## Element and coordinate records
========

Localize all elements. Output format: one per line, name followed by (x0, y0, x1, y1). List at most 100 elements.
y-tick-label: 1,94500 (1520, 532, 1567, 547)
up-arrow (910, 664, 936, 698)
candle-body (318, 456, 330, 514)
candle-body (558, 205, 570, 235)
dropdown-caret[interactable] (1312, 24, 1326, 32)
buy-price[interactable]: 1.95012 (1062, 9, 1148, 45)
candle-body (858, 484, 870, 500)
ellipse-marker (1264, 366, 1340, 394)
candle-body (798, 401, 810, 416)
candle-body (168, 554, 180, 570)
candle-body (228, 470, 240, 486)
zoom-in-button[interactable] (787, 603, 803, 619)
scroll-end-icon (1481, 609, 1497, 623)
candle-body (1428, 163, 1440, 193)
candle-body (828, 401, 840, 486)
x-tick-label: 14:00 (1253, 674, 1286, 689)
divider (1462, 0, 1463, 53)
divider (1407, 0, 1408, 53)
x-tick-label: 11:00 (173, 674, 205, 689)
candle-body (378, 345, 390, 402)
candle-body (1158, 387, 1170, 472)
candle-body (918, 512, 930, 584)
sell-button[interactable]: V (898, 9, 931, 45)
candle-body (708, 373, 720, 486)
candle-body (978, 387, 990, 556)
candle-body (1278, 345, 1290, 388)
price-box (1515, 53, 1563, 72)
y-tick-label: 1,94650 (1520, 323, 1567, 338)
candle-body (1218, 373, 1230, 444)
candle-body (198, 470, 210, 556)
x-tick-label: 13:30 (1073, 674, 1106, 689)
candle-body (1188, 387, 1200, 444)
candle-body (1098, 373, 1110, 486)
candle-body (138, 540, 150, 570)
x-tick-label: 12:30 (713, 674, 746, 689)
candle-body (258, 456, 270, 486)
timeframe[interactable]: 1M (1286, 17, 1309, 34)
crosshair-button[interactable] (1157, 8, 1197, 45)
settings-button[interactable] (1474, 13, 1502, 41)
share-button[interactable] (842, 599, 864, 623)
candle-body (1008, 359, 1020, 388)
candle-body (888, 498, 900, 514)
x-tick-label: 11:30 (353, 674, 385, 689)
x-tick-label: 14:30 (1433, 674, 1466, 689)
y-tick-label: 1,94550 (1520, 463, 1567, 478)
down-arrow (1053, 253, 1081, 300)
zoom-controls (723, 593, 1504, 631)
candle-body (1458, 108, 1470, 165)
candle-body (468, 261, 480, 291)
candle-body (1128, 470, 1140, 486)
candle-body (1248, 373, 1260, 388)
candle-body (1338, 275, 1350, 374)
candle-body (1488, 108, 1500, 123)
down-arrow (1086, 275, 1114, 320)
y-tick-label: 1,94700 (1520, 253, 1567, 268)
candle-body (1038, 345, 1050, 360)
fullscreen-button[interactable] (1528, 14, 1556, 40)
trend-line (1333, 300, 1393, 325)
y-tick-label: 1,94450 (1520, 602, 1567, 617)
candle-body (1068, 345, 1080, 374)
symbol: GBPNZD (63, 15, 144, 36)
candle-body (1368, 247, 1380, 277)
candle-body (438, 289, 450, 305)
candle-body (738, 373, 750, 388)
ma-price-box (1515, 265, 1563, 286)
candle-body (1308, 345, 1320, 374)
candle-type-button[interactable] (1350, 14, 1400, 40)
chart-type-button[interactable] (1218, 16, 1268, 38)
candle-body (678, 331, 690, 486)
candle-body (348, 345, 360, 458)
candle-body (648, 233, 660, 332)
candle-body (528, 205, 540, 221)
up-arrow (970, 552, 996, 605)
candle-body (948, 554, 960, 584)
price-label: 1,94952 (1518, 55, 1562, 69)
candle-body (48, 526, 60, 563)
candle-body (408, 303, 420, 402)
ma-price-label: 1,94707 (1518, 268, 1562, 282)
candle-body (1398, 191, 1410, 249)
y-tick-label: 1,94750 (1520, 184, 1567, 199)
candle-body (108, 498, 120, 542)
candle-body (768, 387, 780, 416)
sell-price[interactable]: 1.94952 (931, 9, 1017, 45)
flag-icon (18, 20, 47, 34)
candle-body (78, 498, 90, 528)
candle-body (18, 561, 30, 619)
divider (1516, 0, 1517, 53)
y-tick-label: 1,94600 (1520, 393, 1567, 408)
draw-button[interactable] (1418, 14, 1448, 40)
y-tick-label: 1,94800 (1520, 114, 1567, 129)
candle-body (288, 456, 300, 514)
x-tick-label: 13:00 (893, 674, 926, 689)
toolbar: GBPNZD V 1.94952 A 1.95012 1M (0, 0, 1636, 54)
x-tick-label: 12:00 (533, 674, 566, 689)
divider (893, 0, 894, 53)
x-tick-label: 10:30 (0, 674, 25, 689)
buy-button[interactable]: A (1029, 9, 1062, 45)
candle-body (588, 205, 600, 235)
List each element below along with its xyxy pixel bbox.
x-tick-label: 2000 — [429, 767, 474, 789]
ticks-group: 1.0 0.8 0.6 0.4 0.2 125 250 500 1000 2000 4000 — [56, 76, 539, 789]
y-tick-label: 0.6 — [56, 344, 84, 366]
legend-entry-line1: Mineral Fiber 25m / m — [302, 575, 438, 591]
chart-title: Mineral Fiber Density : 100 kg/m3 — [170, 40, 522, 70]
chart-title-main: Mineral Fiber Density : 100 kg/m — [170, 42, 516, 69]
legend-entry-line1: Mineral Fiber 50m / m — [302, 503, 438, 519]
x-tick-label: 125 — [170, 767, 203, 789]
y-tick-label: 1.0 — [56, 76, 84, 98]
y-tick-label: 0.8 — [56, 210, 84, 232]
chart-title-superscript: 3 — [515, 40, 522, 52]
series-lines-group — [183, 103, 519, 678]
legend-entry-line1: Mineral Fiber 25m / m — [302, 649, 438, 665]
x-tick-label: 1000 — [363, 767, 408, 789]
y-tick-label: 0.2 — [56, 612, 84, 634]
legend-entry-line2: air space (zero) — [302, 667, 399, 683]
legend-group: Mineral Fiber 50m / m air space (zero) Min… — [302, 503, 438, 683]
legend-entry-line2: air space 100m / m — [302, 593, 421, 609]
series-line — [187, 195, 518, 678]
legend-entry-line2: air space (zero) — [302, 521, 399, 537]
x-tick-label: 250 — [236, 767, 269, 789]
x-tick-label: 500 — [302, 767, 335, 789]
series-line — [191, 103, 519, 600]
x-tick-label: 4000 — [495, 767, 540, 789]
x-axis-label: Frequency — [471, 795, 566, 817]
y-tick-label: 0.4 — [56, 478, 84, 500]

========

## Exercise objective
Please retype everything from the start of the rows down to the line that contains "candle-body (1278, 345, 1290, 388)", with both ends included.

## Correct response
Localize all elements. Output format: one per line, name followed by (x0, y0, x1, y1). List at most 100 elements.
y-tick-label: 1,94500 (1520, 532, 1567, 547)
up-arrow (910, 664, 936, 698)
candle-body (318, 456, 330, 514)
candle-body (558, 205, 570, 235)
dropdown-caret[interactable] (1312, 24, 1326, 32)
buy-price[interactable]: 1.95012 (1062, 9, 1148, 45)
candle-body (858, 484, 870, 500)
ellipse-marker (1264, 366, 1340, 394)
candle-body (798, 401, 810, 416)
candle-body (168, 554, 180, 570)
candle-body (228, 470, 240, 486)
zoom-in-button[interactable] (787, 603, 803, 619)
scroll-end-icon (1481, 609, 1497, 623)
candle-body (1428, 163, 1440, 193)
candle-body (828, 401, 840, 486)
x-tick-label: 14:00 (1253, 674, 1286, 689)
divider (1462, 0, 1463, 53)
divider (1407, 0, 1408, 53)
x-tick-label: 11:00 (173, 674, 205, 689)
candle-body (378, 345, 390, 402)
candle-body (1158, 387, 1170, 472)
candle-body (918, 512, 930, 584)
sell-button[interactable]: V (898, 9, 931, 45)
candle-body (708, 373, 720, 486)
candle-body (978, 387, 990, 556)
candle-body (1278, 345, 1290, 388)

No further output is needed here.